Task: Extract each line bearing the word "public".
-- begin Stored data --
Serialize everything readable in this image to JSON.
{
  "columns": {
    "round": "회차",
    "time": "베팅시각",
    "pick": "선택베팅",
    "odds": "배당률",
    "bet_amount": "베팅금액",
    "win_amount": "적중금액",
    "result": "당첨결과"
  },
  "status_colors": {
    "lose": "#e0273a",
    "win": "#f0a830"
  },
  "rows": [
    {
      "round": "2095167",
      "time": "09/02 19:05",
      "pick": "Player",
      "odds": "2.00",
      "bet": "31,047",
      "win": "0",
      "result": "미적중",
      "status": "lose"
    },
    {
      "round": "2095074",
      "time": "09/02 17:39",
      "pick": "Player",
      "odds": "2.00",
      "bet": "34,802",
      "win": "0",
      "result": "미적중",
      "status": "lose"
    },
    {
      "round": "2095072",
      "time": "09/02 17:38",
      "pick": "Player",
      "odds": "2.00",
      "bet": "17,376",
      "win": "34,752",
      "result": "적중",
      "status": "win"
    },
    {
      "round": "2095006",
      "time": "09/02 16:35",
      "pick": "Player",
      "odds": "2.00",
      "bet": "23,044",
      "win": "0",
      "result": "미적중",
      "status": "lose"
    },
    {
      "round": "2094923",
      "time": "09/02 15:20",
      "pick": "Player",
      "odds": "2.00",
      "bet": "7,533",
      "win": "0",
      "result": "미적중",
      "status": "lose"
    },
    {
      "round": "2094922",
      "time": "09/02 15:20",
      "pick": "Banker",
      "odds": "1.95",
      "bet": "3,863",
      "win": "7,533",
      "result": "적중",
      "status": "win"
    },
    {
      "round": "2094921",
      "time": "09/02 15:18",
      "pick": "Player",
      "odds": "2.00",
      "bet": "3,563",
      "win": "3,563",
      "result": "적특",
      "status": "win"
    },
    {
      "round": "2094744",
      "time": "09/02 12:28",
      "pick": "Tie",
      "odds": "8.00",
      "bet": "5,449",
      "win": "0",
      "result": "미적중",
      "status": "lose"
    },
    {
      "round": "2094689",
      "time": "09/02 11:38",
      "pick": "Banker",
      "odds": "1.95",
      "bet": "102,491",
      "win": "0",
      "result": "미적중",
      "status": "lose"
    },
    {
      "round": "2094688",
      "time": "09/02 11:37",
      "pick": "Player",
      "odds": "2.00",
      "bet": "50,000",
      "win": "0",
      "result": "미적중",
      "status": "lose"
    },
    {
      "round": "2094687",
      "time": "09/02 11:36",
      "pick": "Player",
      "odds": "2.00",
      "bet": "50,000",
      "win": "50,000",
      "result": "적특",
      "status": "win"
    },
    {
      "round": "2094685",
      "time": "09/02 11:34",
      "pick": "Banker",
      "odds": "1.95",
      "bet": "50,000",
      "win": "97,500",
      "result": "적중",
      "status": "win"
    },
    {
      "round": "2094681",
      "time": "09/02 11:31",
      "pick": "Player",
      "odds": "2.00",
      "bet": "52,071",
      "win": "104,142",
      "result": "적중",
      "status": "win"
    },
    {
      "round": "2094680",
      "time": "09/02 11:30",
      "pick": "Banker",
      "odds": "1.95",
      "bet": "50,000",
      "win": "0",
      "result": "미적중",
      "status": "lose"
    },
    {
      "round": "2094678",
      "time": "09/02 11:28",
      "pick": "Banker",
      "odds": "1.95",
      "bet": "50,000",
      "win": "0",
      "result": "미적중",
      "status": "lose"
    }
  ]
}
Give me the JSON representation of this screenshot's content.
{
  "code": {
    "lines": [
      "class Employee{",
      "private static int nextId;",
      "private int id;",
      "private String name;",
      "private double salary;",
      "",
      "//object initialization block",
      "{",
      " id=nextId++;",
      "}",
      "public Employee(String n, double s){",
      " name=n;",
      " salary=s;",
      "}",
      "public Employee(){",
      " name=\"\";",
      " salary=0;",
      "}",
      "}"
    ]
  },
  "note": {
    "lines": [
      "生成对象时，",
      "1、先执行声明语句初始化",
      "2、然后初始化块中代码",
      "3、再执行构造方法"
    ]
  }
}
-- end Stored data --
Written solution:
      "public Employee(String n, double s){",
      "public Employee(){",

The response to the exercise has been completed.